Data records

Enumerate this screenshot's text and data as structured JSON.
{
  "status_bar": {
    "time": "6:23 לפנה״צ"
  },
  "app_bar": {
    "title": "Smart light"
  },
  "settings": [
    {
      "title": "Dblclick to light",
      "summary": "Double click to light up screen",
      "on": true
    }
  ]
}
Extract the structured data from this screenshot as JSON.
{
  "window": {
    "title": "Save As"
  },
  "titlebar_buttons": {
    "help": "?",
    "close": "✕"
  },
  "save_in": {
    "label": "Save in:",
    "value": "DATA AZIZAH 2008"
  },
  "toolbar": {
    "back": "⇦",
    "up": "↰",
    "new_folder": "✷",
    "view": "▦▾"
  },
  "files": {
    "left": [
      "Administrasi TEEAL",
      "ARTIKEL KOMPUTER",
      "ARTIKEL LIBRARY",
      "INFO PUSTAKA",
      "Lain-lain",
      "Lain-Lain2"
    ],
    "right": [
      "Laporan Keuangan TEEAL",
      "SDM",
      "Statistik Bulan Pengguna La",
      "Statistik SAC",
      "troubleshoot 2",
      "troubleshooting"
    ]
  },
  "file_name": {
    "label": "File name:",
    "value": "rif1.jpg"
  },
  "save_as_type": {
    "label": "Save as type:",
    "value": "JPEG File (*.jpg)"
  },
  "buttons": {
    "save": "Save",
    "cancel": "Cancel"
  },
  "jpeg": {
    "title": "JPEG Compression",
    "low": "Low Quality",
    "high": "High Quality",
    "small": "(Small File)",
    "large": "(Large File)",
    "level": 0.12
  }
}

# Written request:
Show every line in the entries where the string "structured" occurs.

# Answer to the problem:
Enumerate this screenshot's text and data as structured JSON.
Extract the structured data from this screenshot as JSON.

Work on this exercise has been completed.